* To be done: Reproduce all of the material below word for word, and leave the pictures out.

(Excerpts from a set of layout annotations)
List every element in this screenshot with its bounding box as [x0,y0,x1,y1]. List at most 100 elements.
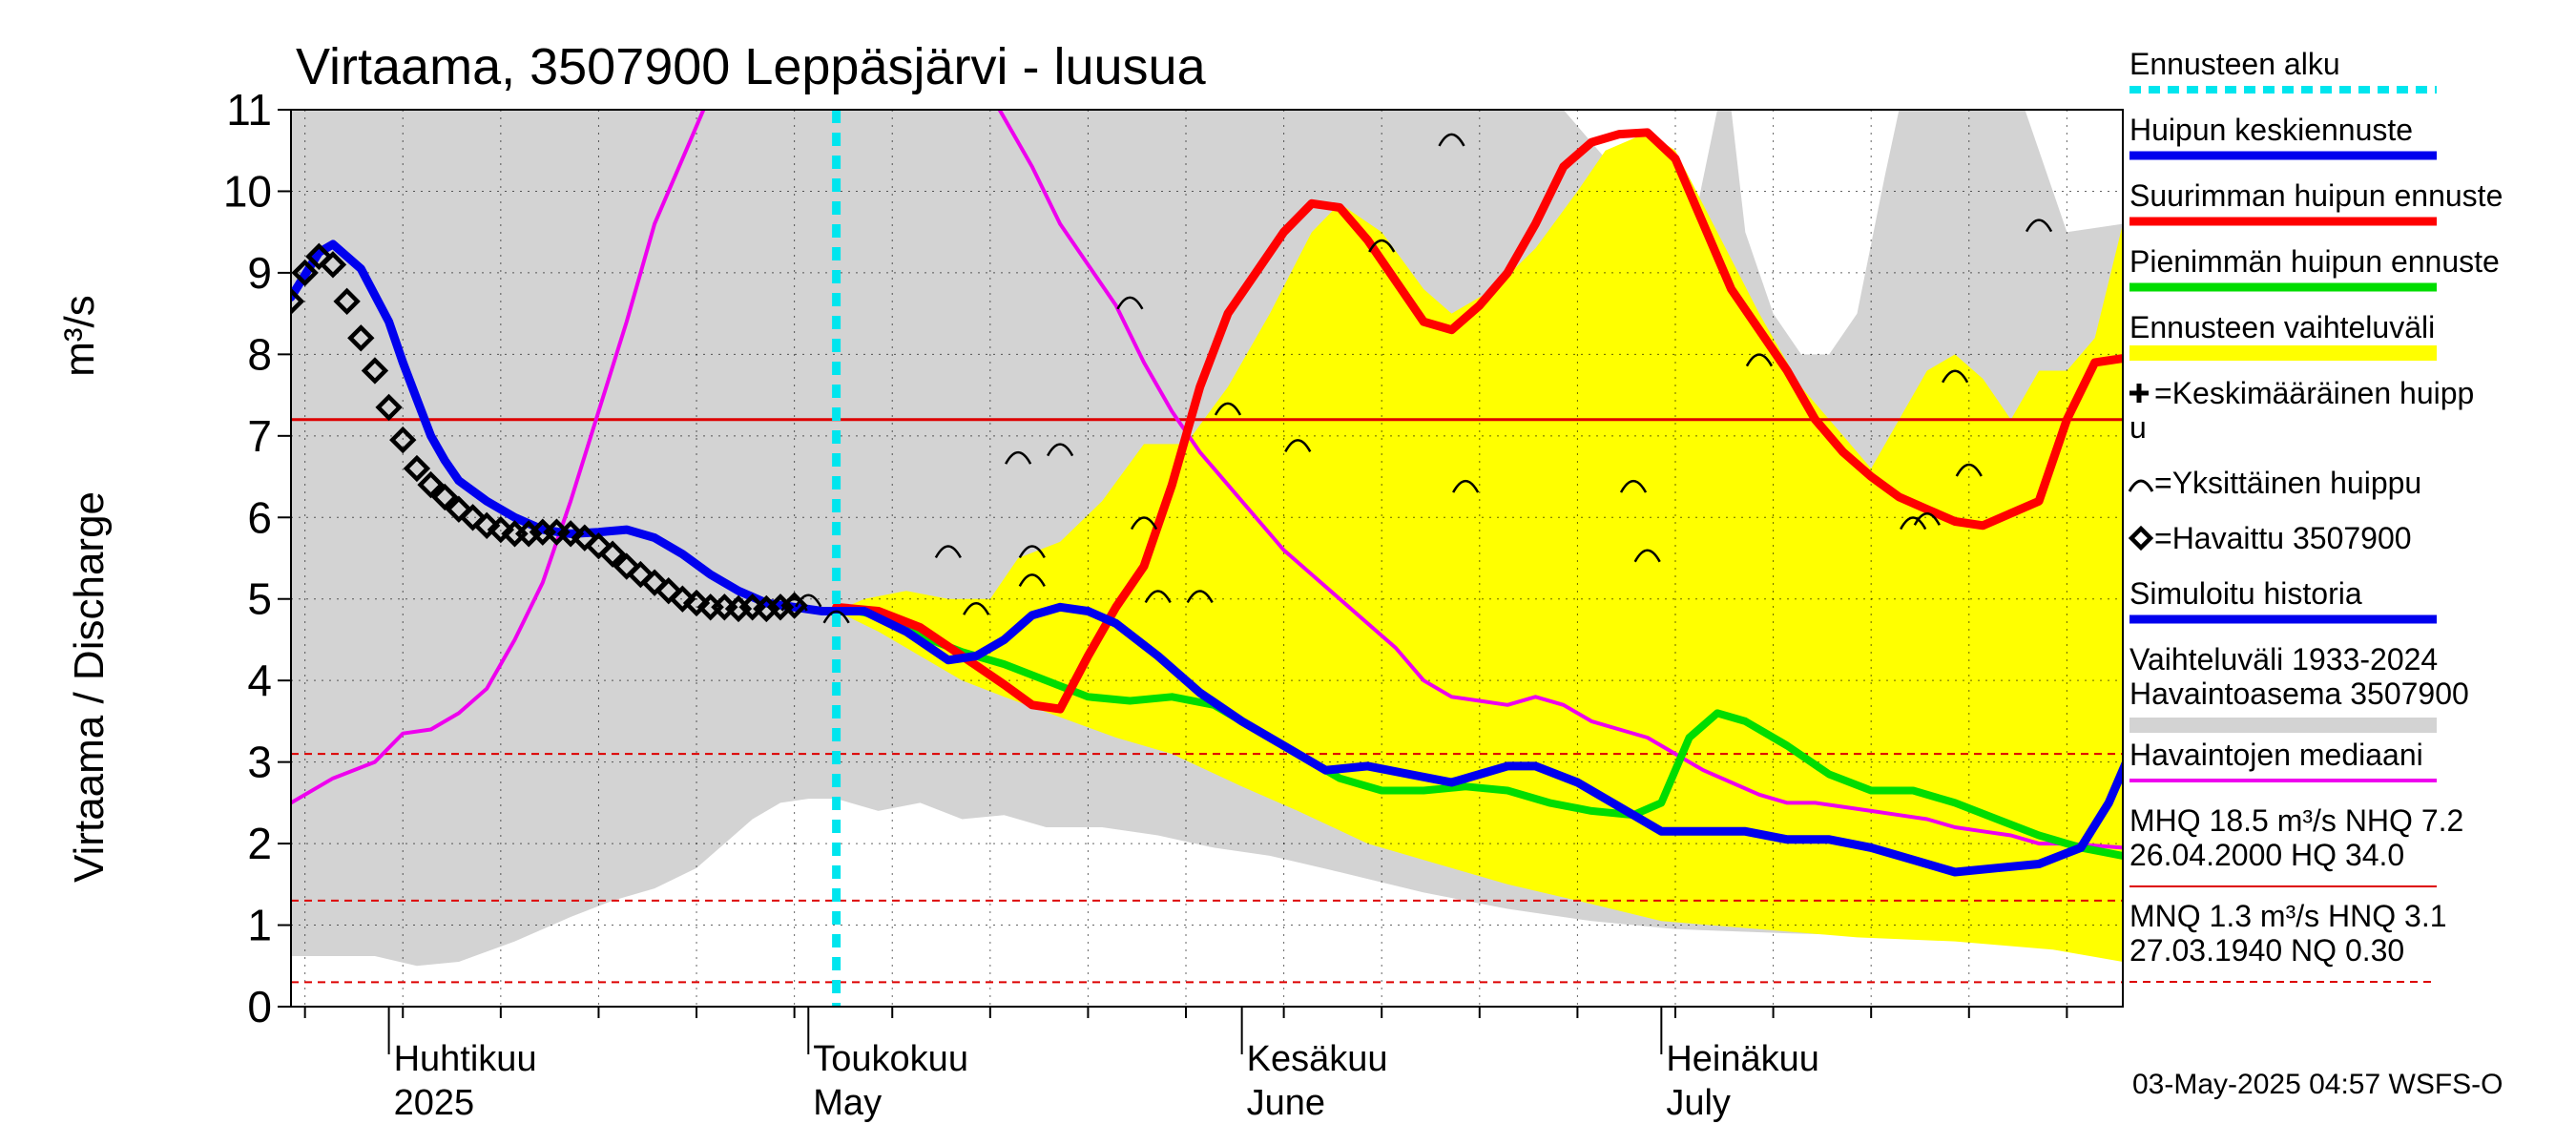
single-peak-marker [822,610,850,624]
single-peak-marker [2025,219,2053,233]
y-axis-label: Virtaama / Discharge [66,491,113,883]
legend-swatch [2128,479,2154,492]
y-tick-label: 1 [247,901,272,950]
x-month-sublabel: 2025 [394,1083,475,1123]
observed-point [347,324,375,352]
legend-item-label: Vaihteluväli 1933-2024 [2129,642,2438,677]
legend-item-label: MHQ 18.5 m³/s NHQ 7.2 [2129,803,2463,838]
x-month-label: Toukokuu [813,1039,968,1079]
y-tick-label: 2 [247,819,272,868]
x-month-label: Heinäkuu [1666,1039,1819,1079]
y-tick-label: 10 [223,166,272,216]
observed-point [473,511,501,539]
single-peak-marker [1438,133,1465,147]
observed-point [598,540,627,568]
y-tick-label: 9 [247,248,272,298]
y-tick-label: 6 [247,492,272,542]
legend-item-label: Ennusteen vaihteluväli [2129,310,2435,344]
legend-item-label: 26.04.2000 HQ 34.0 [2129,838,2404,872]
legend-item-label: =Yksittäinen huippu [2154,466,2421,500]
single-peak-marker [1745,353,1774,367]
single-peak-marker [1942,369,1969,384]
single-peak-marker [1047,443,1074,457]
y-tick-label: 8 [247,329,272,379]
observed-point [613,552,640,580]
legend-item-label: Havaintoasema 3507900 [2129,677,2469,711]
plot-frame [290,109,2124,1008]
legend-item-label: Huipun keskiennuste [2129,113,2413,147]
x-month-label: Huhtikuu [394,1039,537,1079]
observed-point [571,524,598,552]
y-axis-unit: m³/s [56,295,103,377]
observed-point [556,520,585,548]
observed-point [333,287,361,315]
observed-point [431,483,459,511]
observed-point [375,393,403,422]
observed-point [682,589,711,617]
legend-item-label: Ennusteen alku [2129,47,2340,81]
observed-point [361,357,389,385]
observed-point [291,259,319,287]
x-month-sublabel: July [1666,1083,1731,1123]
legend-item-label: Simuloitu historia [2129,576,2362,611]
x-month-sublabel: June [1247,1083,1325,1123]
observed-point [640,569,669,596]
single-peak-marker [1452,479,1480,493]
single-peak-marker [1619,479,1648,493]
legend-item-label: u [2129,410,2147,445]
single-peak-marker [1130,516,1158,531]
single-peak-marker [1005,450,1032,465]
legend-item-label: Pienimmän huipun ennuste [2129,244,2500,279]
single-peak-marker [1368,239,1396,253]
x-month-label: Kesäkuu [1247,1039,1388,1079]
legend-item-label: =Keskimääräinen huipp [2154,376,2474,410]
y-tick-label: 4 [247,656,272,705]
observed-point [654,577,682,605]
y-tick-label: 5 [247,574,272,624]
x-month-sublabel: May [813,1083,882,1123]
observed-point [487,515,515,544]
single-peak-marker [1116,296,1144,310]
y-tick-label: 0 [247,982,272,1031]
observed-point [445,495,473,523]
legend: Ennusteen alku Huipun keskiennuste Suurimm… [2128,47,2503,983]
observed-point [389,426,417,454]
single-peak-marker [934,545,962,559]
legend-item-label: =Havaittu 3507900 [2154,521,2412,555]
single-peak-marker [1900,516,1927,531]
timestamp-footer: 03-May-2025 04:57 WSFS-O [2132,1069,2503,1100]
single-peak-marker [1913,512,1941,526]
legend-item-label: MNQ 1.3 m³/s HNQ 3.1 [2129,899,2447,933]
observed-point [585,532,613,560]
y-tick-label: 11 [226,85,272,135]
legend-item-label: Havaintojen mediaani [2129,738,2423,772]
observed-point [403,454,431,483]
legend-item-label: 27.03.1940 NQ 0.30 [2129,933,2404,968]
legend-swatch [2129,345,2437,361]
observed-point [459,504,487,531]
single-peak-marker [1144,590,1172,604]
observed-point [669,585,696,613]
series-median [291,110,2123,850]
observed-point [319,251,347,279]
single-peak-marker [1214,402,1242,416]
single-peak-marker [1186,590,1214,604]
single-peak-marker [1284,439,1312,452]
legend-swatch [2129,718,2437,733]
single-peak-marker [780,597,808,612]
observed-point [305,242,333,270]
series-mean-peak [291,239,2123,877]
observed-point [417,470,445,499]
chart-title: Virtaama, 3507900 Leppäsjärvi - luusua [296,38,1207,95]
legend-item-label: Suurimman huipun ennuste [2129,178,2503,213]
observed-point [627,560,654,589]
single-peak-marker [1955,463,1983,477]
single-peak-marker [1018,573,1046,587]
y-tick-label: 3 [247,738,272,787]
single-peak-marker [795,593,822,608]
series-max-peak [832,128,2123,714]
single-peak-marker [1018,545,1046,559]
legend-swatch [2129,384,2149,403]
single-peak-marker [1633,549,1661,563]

* Correct answer:
List every element in this screenshot with its bounding box as [x0,y0,x1,y1]. List at most 100 elements.
single-peak-marker [822,610,850,624]
single-peak-marker [2025,219,2053,233]
y-axis-label: Virtaama / Discharge [66,491,113,883]
legend-swatch [2128,479,2154,492]
y-tick-label: 1 [247,901,272,950]
x-month-sublabel: 2025 [394,1083,475,1123]
observed-point [347,324,375,352]
legend-item-label: Vaihteluväli 1933-2024 [2129,642,2438,677]
legend-item-label: MHQ 18.5 m³/s NHQ 7.2 [2129,803,2463,838]
x-month-label: Toukokuu [813,1039,968,1079]
y-tick-label: 2 [247,819,272,868]
x-month-label: Heinäkuu [1666,1039,1819,1079]
y-tick-label: 10 [223,166,272,216]
observed-point [473,511,501,539]
single-peak-marker [1438,133,1465,147]
observed-point [598,540,627,568]
y-tick-label: 9 [247,248,272,298]
y-tick-label: 6 [247,492,272,542]
legend-item-label: Ennusteen vaihteluväli [2129,310,2435,344]
legend-item-label: 26.04.2000 HQ 34.0 [2129,838,2404,872]
legend-item-label: =Yksittäinen huippu [2154,466,2421,500]
single-peak-marker [1745,353,1774,367]
single-peak-marker [1942,369,1969,384]
single-peak-marker [1047,443,1074,457]
y-tick-label: 8 [247,329,272,379]
observed-point [613,552,640,580]
legend-item-label: Havaintoasema 3507900 [2129,677,2469,711]
plot-frame [290,109,2124,1008]
legend-item-label: Huipun keskiennuste [2129,113,2413,147]
x-month-label: Huhtikuu [394,1039,537,1079]
observed-point [571,524,598,552]
y-axis-unit: m³/s [56,295,103,377]
observed-point [556,520,585,548]
observed-point [333,287,361,315]
observed-point [431,483,459,511]
observed-point [375,393,403,422]
observed-point [682,589,711,617]
legend-item-label: Ennusteen alku [2129,47,2340,81]
observed-point [361,357,389,385]
observed-point [291,259,319,287]
x-month-sublabel: July [1666,1083,1731,1123]
legend-item-label: Simuloitu historia [2129,576,2362,611]
x-month-sublabel: June [1247,1083,1325,1123]
observed-point [640,569,669,596]
single-peak-marker [1452,479,1480,493]
single-peak-marker [1619,479,1648,493]
legend-item-label: u [2129,410,2147,445]
single-peak-marker [1130,516,1158,531]
single-peak-marker [1005,450,1032,465]
legend-item-label: Pienimmän huipun ennuste [2129,244,2500,279]
single-peak-marker [1368,239,1396,253]
x-month-label: Kesäkuu [1247,1039,1388,1079]
legend-item-label: =Keskimääräinen huipp [2154,376,2474,410]
y-tick-label: 4 [247,656,272,705]
observed-point [654,577,682,605]
y-tick-label: 5 [247,574,272,624]
x-month-sublabel: May [813,1083,882,1123]
observed-point [487,515,515,544]
single-peak-marker [1116,296,1144,310]
y-tick-label: 0 [247,982,272,1031]
observed-point [445,495,473,523]
legend: Ennusteen alku Huipun keskiennuste Suurimm… [2128,47,2503,983]
observed-point [389,426,417,454]
single-peak-marker [934,545,962,559]
legend-item-label: =Havaittu 3507900 [2154,521,2412,555]
single-peak-marker [1900,516,1927,531]
timestamp-footer: 03-May-2025 04:57 WSFS-O [2132,1069,2503,1100]
single-peak-marker [1913,512,1941,526]
legend-item-label: MNQ 1.3 m³/s HNQ 3.1 [2129,899,2447,933]
observed-point [585,532,613,560]
y-tick-label: 11 [226,85,272,135]
legend-item-label: Havaintojen mediaani [2129,738,2423,772]
observed-point [403,454,431,483]
legend-item-label: 27.03.1940 NQ 0.30 [2129,933,2404,968]
legend-swatch [2129,345,2437,361]
observed-point [459,504,487,531]
single-peak-marker [1144,590,1172,604]
observed-point [669,585,696,613]
series-median [291,110,2123,850]
observed-point [319,251,347,279]
single-peak-marker [1214,402,1242,416]
single-peak-marker [1186,590,1214,604]
single-peak-marker [1284,439,1312,452]
legend-swatch [2129,718,2437,733]
single-peak-marker [780,597,808,612]
observed-point [305,242,333,270]
series-mean-peak [291,239,2123,877]
observed-point [417,470,445,499]
chart-title: Virtaama, 3507900 Leppäsjärvi - luusua [296,38,1207,95]
legend-item-label: Suurimman huipun ennuste [2129,178,2503,213]
observed-point [627,560,654,589]
single-peak-marker [1955,463,1983,477]
single-peak-marker [1018,573,1046,587]
y-tick-label: 3 [247,738,272,787]
single-peak-marker [795,593,822,608]
series-max-peak [832,128,2123,714]
single-peak-marker [1018,545,1046,559]
legend-swatch [2129,384,2149,403]
single-peak-marker [1633,549,1661,563]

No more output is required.